▶ _Exercise aim_
Exactly repeat the full listing that follows.

* * *

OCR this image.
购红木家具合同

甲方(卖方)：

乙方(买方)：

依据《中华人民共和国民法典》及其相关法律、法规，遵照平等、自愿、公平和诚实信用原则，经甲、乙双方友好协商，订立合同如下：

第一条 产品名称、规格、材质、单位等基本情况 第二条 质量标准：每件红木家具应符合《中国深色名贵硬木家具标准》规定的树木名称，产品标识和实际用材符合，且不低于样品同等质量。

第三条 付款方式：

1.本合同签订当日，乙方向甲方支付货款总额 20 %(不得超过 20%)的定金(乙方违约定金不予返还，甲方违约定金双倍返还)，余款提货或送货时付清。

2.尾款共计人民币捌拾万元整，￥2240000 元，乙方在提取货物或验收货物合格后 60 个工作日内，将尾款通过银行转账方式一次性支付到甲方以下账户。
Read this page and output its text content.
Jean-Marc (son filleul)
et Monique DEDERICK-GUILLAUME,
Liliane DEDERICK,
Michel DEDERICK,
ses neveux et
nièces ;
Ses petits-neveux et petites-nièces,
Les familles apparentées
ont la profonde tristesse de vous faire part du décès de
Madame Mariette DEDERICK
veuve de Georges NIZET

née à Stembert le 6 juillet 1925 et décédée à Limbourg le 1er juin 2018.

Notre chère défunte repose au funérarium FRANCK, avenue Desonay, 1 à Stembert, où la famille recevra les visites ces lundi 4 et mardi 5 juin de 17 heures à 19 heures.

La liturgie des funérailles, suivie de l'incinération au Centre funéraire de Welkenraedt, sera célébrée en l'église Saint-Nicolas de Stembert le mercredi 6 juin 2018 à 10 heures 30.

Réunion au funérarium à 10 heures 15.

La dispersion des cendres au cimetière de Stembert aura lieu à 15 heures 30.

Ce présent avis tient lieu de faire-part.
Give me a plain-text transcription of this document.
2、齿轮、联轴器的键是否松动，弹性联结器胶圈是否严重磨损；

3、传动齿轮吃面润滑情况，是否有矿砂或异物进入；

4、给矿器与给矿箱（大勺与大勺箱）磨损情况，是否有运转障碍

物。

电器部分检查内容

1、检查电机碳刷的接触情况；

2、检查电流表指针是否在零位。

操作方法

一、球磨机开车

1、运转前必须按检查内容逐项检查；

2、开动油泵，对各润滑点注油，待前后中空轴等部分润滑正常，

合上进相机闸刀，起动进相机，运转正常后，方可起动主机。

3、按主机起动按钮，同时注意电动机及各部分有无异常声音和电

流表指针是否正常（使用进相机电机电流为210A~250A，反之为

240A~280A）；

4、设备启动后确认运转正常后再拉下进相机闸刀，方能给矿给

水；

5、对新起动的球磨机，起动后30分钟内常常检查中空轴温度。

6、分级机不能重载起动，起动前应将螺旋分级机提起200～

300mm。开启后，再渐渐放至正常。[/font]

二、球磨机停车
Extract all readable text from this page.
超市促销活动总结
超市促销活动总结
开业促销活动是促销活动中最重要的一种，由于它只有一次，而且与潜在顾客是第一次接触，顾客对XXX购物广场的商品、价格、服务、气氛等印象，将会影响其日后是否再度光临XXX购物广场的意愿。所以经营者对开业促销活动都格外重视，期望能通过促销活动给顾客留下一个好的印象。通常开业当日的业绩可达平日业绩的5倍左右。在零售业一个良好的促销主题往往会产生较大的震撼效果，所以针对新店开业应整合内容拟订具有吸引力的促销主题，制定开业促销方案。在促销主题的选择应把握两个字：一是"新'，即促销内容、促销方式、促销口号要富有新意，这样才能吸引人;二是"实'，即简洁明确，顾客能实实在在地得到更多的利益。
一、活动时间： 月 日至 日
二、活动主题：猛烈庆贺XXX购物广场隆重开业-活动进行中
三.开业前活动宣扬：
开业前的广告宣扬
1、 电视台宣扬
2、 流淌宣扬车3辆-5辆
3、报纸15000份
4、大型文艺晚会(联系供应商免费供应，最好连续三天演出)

* * *

▶ _Result of this exercise_
OCR this image.
购红木家具合同

甲方(卖方)：

乙方(买方)：

依据《中华人民共和国民法典》及其相关法律、法规，遵照平等、自愿、公平和诚实信用原则，经甲、乙双方友好协商，订立合同如下：

第一条 产品名称、规格、材质、单位等基本情况 第二条 质量标准：每件红木家具应符合《中国深色名贵硬木家具标准》规定的树木名称，产品标识和实际用材符合，且不低于样品同等质量。

第三条 付款方式：

1.本合同签订当日，乙方向甲方支付货款总额 20 %(不得超过 20%)的定金(乙方违约定金不予返还，甲方违约定金双倍返还)，余款提货或送货时付清。

2.尾款共计人民币捌拾万元整，￥2240000 元，乙方在提取货物或验收货物合格后 60 个工作日内，将尾款通过银行转账方式一次性支付到甲方以下账户。
Read this page and output its text content.
Jean-Marc (son filleul)
et Monique DEDERICK-GUILLAUME,
Liliane DEDERICK,
Michel DEDERICK,
ses neveux et
nièces ;
Ses petits-neveux et petites-nièces,
Les familles apparentées
ont la profonde tristesse de vous faire part du décès de
Madame Mariette DEDERICK
veuve de Georges NIZET

née à Stembert le 6 juillet 1925 et décédée à Limbourg le 1er juin 2018.

Notre chère défunte repose au funérarium FRANCK, avenue Desonay, 1 à Stembert, où la famille recevra les visites ces lundi 4 et mardi 5 juin de 17 heures à 19 heures.

La liturgie des funérailles, suivie de l'incinération au Centre funéraire de Welkenraedt, sera célébrée en l'église Saint-Nicolas de Stembert le mercredi 6 juin 2018 à 10 heures 30.

Réunion au funérarium à 10 heures 15.

La dispersion des cendres au cimetière de Stembert aura lieu à 15 heures 30.

Ce présent avis tient lieu de faire-part.
Give me a plain-text transcription of this document.
2、齿轮、联轴器的键是否松动，弹性联结器胶圈是否严重磨损；

3、传动齿轮吃面润滑情况，是否有矿砂或异物进入；

4、给矿器与给矿箱（大勺与大勺箱）磨损情况，是否有运转障碍

物。

电器部分检查内容

1、检查电机碳刷的接触情况；

2、检查电流表指针是否在零位。

操作方法

一、球磨机开车

1、运转前必须按检查内容逐项检查；

2、开动油泵，对各润滑点注油，待前后中空轴等部分润滑正常，

合上进相机闸刀，起动进相机，运转正常后，方可起动主机。

3、按主机起动按钮，同时注意电动机及各部分有无异常声音和电

流表指针是否正常（使用进相机电机电流为210A~250A，反之为

240A~280A）；

4、设备启动后确认运转正常后再拉下进相机闸刀，方能给矿给

水；

5、对新起动的球磨机，起动后30分钟内常常检查中空轴温度。

6、分级机不能重载起动，起动前应将螺旋分级机提起200～

300mm。开启后，再渐渐放至正常。[/font]

二、球磨机停车
Extract all readable text from this page.
超市促销活动总结
超市促销活动总结
开业促销活动是促销活动中最重要的一种，由于它只有一次，而且与潜在顾客是第一次接触，顾客对XXX购物广场的商品、价格、服务、气氛等印象，将会影响其日后是否再度光临XXX购物广场的意愿。所以经营者对开业促销活动都格外重视，期望能通过促销活动给顾客留下一个好的印象。通常开业当日的业绩可达平日业绩的5倍左右。在零售业一个良好的促销主题往往会产生较大的震撼效果，所以针对新店开业应整合内容拟订具有吸引力的促销主题，制定开业促销方案。在促销主题的选择应把握两个字：一是"新'，即促销内容、促销方式、促销口号要富有新意，这样才能吸引人;二是"实'，即简洁明确，顾客能实实在在地得到更多的利益。
一、活动时间： 月 日至 日
二、活动主题：猛烈庆贺XXX购物广场隆重开业-活动进行中
三.开业前活动宣扬：
开业前的广告宣扬
1、 电视台宣扬
2、 流淌宣扬车3辆-5辆
3、报纸15000份
4、大型文艺晚会(联系供应商免费供应，最好连续三天演出)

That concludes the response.